COMPITI DA SVOLGERE
A) Quali sono tutti i valori percentuali distinti citati nell'estratto sull'indicatore Zod?
B) Riscrivi come elenco puntato il paragrafo dell'estratto sull'indicatore Zod che inizia con "Il primo grafico a fondo pagina", conservandone i fatti principali.
C) Prolunga l'estratto sull'indicatore Zod a partire dal punto in cui si interrompe.

ESTRATTO DEL DOCUMENTO

>>>

Il primo grafico a fondo pagina ci mostra l'evoluzione di quest'area di rischio dal 1955 in poi. Vedrete come la linea del grafico ha la tendenza a rimbalzare una volta entrata in quella zona, creando falsi segnali che per molti analisti e osservatori rendono la Zod uno strumento di previsione non preciso e affidabile. Utilizzando però quota 5% come soglia, vediamo che l'affidabilità del segnale migliora: un volta penetrato il livello 10% si alza una bandiera gialla, ma superato il 5% la bandiera diventa rossa e i falsi segnali calano molto di presenza. Oggi la linea è a 7,85%. Questo significa che in base a questo indicatore, c'è già una bandiera gialla che sventola.

<<<

(Record provenienti da una fonte di dati)
>>>

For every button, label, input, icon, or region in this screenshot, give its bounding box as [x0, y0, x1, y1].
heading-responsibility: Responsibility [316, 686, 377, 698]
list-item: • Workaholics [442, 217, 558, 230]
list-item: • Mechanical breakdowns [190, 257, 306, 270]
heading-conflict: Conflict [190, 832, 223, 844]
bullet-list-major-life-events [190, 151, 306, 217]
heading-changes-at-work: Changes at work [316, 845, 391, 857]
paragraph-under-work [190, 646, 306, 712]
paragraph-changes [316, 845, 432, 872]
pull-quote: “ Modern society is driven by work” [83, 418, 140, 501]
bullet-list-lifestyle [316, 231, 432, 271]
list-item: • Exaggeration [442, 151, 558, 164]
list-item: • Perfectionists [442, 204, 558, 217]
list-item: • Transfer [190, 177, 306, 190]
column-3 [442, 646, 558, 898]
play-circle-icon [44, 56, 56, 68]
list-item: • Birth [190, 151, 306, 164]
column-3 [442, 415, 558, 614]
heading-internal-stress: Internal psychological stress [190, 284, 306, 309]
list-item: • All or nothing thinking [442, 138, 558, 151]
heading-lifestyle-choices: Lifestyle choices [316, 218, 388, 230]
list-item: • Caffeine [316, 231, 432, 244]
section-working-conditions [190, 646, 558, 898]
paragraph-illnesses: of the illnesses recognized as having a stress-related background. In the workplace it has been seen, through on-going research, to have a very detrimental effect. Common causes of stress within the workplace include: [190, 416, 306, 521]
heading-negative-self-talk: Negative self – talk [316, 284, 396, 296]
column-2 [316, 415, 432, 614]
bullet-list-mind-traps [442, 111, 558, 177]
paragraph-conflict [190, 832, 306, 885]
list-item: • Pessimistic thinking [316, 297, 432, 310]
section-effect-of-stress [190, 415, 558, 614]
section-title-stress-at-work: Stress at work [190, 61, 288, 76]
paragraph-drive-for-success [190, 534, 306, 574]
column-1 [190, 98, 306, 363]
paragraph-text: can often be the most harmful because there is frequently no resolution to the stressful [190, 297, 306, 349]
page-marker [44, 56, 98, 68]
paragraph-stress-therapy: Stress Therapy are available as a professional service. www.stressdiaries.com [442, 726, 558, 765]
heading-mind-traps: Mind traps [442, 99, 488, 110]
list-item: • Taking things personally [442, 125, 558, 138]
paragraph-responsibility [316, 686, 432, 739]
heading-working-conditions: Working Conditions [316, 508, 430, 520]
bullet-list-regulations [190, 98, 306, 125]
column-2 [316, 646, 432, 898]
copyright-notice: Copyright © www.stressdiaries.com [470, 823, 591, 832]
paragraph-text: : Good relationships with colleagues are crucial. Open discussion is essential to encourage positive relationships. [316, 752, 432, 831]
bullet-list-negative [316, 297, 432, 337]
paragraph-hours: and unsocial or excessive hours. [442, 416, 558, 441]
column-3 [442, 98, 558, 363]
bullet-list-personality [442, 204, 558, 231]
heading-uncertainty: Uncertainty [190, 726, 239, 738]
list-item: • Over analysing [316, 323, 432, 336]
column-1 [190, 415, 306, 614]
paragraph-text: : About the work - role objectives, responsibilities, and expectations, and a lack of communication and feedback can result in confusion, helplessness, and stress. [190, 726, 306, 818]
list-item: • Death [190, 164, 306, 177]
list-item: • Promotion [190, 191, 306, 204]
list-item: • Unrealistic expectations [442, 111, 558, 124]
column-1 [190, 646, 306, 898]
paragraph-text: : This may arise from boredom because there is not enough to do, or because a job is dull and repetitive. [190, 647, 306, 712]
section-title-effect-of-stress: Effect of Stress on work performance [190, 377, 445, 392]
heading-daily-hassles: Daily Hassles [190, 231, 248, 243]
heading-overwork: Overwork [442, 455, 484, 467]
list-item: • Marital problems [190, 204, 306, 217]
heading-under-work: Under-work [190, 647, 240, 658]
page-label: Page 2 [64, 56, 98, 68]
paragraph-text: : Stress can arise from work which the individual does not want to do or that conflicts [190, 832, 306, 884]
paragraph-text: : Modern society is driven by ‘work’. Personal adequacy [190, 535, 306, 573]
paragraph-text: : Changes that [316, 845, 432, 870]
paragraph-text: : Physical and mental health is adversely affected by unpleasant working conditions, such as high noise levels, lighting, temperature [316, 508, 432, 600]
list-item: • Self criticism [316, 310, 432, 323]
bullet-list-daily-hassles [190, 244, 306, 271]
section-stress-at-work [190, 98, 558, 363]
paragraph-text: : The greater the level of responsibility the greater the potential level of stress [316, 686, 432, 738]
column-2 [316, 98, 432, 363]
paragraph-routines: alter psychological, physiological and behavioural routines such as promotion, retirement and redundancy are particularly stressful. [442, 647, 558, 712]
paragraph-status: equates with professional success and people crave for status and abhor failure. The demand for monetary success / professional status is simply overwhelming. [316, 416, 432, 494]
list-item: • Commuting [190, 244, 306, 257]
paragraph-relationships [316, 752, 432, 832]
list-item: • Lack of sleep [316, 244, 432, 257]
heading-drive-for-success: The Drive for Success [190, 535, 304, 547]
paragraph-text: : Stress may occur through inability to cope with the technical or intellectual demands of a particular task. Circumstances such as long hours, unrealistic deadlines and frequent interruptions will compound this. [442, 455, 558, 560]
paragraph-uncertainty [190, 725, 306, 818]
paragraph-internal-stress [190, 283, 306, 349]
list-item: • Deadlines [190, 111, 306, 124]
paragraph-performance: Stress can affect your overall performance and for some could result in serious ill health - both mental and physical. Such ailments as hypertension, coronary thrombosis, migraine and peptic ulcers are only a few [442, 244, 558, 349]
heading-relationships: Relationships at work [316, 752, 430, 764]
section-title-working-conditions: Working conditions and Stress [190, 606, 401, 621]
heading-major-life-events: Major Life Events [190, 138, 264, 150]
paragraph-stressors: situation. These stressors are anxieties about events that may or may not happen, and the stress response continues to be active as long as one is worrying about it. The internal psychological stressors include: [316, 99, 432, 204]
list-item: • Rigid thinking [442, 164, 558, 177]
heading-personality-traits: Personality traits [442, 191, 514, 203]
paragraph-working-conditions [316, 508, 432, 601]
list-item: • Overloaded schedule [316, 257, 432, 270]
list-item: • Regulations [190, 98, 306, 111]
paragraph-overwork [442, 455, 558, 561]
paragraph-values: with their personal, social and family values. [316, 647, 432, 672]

<<<

RISPOSTE AI COMPITI
A) 10%, 5%, 7,85%

B)
- Il primo grafico mostra l'evoluzione dell'area di rischio dal 1955.
- Entrata nella zona, la linea tende a rimbalzare e crea falsi segnali. Per questo molti ritengono la Zod uno strumento di previsione poco preciso e affidabile.
- Con la soglia del 5% l'affidabilità migliora.
- Penetrato il livello 10%, si alza una bandiera gialla.
- Superato il 5%, la bandiera diventa rossa e i falsi segnali calano molto.
- Oggi la linea è al 7,85%, quindi sventola già una bandiera gialla.

C)
Ma a questo punto subentrano altri fattori: ovvero, il trend primario che è comunque ancora rialzista e il fatto che, a oggi, la Fed agisce ancora in modalità di supporto risk-on-trade. Insomma, paradossalmente un segnale positivo per chi è nell'equity market, ma ora che i livelli di supporto sono messi alla prova e la Fed potrebbe alzare i tassi a settembre, in ossequio al dato sull'occupazione non agricola migliore del previsto, cosa dobbiamo davvero attenderci? 

Il secondo grafico ci mostra la situazione Zod oggi. Come vedete, la linea si è mossa dentro e fuori dalla Zod fin dall'inizio del 2015 e oggi è in area di bandiera gialla, quindi paradossalmente l'unico modo per evitare di precipitare nella zona di pericolo della bandiera rossa (ovvero, valicare la soglia del 5%) è registrare una serie di nuovi massimi del mercato.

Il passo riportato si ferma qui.